Exercise brief
Return the complete listing that follows, with each line reproduced exactly.

Figure record extracts
--------------------------------

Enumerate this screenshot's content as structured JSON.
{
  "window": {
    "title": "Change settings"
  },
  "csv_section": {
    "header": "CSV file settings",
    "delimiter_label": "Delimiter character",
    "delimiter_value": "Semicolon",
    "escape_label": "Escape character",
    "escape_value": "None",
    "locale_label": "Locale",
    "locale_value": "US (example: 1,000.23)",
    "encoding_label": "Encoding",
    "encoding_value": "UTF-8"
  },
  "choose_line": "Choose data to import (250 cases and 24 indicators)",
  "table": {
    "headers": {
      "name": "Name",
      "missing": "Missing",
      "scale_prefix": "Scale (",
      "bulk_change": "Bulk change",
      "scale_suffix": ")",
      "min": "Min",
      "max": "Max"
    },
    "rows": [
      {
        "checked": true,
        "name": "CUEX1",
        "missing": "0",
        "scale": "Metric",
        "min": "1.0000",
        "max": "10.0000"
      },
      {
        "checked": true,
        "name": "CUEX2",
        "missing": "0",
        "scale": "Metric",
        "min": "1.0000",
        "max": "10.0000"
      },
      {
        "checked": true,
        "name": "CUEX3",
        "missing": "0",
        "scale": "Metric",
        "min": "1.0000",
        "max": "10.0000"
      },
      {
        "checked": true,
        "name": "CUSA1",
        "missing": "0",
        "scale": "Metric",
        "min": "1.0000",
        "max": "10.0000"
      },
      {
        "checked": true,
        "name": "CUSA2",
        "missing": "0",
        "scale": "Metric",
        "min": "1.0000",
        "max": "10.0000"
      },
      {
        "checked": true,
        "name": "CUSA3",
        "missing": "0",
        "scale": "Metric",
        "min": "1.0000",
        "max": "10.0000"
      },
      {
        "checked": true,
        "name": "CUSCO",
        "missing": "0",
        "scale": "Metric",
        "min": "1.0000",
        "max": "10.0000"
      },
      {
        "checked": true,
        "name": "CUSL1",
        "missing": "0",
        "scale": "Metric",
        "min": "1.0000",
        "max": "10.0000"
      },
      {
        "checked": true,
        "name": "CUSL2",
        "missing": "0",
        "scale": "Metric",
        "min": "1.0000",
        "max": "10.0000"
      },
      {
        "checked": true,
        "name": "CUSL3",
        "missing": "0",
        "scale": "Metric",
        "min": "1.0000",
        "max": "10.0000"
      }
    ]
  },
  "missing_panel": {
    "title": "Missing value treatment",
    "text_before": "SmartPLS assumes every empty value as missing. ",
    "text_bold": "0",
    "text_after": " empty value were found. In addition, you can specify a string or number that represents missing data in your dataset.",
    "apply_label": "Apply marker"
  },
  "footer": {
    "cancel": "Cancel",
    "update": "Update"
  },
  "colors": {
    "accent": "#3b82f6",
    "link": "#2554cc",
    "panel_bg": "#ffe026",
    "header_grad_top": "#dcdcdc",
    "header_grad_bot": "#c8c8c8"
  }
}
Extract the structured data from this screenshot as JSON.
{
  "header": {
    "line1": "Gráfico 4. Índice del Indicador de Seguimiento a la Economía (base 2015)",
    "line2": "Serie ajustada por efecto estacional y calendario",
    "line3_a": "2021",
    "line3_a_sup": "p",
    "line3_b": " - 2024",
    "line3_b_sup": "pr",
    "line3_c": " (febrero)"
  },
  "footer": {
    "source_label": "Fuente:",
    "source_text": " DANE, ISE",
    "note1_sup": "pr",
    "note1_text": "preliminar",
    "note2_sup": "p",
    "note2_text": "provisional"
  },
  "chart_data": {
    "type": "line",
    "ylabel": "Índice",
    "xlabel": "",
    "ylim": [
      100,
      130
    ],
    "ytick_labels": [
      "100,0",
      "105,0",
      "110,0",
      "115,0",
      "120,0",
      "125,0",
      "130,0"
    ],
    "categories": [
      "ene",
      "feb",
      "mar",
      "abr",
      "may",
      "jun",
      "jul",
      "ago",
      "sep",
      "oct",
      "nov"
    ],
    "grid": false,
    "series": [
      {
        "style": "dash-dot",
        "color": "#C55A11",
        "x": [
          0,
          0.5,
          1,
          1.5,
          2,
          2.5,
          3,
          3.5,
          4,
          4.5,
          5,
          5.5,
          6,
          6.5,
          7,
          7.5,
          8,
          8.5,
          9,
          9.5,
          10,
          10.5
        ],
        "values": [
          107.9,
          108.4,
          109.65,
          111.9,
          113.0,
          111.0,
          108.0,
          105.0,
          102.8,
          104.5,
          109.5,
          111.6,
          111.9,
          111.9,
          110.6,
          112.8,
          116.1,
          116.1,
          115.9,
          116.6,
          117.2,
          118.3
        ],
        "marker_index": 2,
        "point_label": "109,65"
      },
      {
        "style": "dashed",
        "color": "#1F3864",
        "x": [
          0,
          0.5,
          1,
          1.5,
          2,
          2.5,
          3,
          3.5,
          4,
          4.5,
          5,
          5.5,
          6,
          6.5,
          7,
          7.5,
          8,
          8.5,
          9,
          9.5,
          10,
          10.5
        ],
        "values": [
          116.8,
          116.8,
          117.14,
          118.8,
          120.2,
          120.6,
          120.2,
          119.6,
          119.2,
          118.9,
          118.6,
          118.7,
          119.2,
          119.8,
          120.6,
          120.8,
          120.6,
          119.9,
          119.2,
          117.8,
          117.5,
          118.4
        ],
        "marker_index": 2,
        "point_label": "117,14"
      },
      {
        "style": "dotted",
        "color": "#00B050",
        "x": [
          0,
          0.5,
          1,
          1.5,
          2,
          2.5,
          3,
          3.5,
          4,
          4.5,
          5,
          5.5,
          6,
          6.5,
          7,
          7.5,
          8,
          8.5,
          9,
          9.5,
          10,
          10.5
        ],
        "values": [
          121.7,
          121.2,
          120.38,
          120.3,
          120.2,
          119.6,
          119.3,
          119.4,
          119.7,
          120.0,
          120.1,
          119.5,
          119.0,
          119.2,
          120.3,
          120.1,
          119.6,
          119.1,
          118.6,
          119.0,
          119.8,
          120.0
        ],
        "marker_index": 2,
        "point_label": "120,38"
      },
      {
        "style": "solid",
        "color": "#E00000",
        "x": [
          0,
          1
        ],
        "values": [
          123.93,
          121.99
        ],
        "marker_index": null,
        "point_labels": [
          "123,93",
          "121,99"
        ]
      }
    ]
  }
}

--------------------------------

The answer
Enumerate this screenshot's content as structured JSON.
{
  "window": {
    "title": "Change settings"
  },
  "csv_section": {
    "header": "CSV file settings",
    "delimiter_label": "Delimiter character",
    "delimiter_value": "Semicolon",
    "escape_label": "Escape character",
    "escape_value": "None",
    "locale_label": "Locale",
    "locale_value": "US (example: 1,000.23)",
    "encoding_label": "Encoding",
    "encoding_value": "UTF-8"
  },
  "choose_line": "Choose data to import (250 cases and 24 indicators)",
  "table": {
    "headers": {
      "name": "Name",
      "missing": "Missing",
      "scale_prefix": "Scale (",
      "bulk_change": "Bulk change",
      "scale_suffix": ")",
      "min": "Min",
      "max": "Max"
    },
    "rows": [
      {
        "checked": true,
        "name": "CUEX1",
        "missing": "0",
        "scale": "Metric",
        "min": "1.0000",
        "max": "10.0000"
      },
      {
        "checked": true,
        "name": "CUEX2",
        "missing": "0",
        "scale": "Metric",
        "min": "1.0000",
        "max": "10.0000"
      },
      {
        "checked": true,
        "name": "CUEX3",
        "missing": "0",
        "scale": "Metric",
        "min": "1.0000",
        "max": "10.0000"
      },
      {
        "checked": true,
        "name": "CUSA1",
        "missing": "0",
        "scale": "Metric",
        "min": "1.0000",
        "max": "10.0000"
      },
      {
        "checked": true,
        "name": "CUSA2",
        "missing": "0",
        "scale": "Metric",
        "min": "1.0000",
        "max": "10.0000"
      },
      {
        "checked": true,
        "name": "CUSA3",
        "missing": "0",
        "scale": "Metric",
        "min": "1.0000",
        "max": "10.0000"
      },
      {
        "checked": true,
        "name": "CUSCO",
        "missing": "0",
        "scale": "Metric",
        "min": "1.0000",
        "max": "10.0000"
      },
      {
        "checked": true,
        "name": "CUSL1",
        "missing": "0",
        "scale": "Metric",
        "min": "1.0000",
        "max": "10.0000"
      },
      {
        "checked": true,
        "name": "CUSL2",
        "missing": "0",
        "scale": "Metric",
        "min": "1.0000",
        "max": "10.0000"
      },
      {
        "checked": true,
        "name": "CUSL3",
        "missing": "0",
        "scale": "Metric",
        "min": "1.0000",
        "max": "10.0000"
      }
    ]
  },
  "missing_panel": {
    "title": "Missing value treatment",
    "text_before": "SmartPLS assumes every empty value as missing. ",
    "text_bold": "0",
    "text_after": " empty value were found. In addition, you can specify a string or number that represents missing data in your dataset.",
    "apply_label": "Apply marker"
  },
  "footer": {
    "cancel": "Cancel",
    "update": "Update"
  },
  "colors": {
    "accent": "#3b82f6",
    "link": "#2554cc",
    "panel_bg": "#ffe026",
    "header_grad_top": "#dcdcdc",
    "header_grad_bot": "#c8c8c8"
  }
}
Extract the structured data from this screenshot as JSON.
{
  "header": {
    "line1": "Gráfico 4. Índice del Indicador de Seguimiento a la Economía (base 2015)",
    "line2": "Serie ajustada por efecto estacional y calendario",
    "line3_a": "2021",
    "line3_a_sup": "p",
    "line3_b": " - 2024",
    "line3_b_sup": "pr",
    "line3_c": " (febrero)"
  },
  "footer": {
    "source_label": "Fuente:",
    "source_text": " DANE, ISE",
    "note1_sup": "pr",
    "note1_text": "preliminar",
    "note2_sup": "p",
    "note2_text": "provisional"
  },
  "chart_data": {
    "type": "line",
    "ylabel": "Índice",
    "xlabel": "",
    "ylim": [
      100,
      130
    ],
    "ytick_labels": [
      "100,0",
      "105,0",
      "110,0",
      "115,0",
      "120,0",
      "125,0",
      "130,0"
    ],
    "categories": [
      "ene",
      "feb",
      "mar",
      "abr",
      "may",
      "jun",
      "jul",
      "ago",
      "sep",
      "oct",
      "nov"
    ],
    "grid": false,
    "series": [
      {
        "style": "dash-dot",
        "color": "#C55A11",
        "x": [
          0,
          0.5,
          1,
          1.5,
          2,
          2.5,
          3,
          3.5,
          4,
          4.5,
          5,
          5.5,
          6,
          6.5,
          7,
          7.5,
          8,
          8.5,
          9,
          9.5,
          10,
          10.5
        ],
        "values": [
          107.9,
          108.4,
          109.65,
          111.9,
          113.0,
          111.0,
          108.0,
          105.0,
          102.8,
          104.5,
          109.5,
          111.6,
          111.9,
          111.9,
          110.6,
          112.8,
          116.1,
          116.1,
          115.9,
          116.6,
          117.2,
          118.3
        ],
        "marker_index": 2,
        "point_label": "109,65"
      },
      {
        "style": "dashed",
        "color": "#1F3864",
        "x": [
          0,
          0.5,
          1,
          1.5,
          2,
          2.5,
          3,
          3.5,
          4,
          4.5,
          5,
          5.5,
          6,
          6.5,
          7,
          7.5,
          8,
          8.5,
          9,
          9.5,
          10,
          10.5
        ],
        "values": [
          116.8,
          116.8,
          117.14,
          118.8,
          120.2,
          120.6,
          120.2,
          119.6,
          119.2,
          118.9,
          118.6,
          118.7,
          119.2,
          119.8,
          120.6,
          120.8,
          120.6,
          119.9,
          119.2,
          117.8,
          117.5,
          118.4
        ],
        "marker_index": 2,
        "point_label": "117,14"
      },
      {
        "style": "dotted",
        "color": "#00B050",
        "x": [
          0,
          0.5,
          1,
          1.5,
          2,
          2.5,
          3,
          3.5,
          4,
          4.5,
          5,
          5.5,
          6,
          6.5,
          7,
          7.5,
          8,
          8.5,
          9,
          9.5,
          10,
          10.5
        ],
        "values": [
          121.7,
          121.2,
          120.38,
          120.3,
          120.2,
          119.6,
          119.3,
          119.4,
          119.7,
          120.0,
          120.1,
          119.5,
          119.0,
          119.2,
          120.3,
          120.1,
          119.6,
          119.1,
          118.6,
          119.0,
          119.8,
          120.0
        ],
        "marker_index": 2,
        "point_label": "120,38"
      },
      {
        "style": "solid",
        "color": "#E00000",
        "x": [
          0,
          1
        ],
        "values": [
          123.93,
          121.99
        ],
        "marker_index": null,
        "point_labels": [
          "123,93",
          "121,99"
        ]
      }
    ]
  }
}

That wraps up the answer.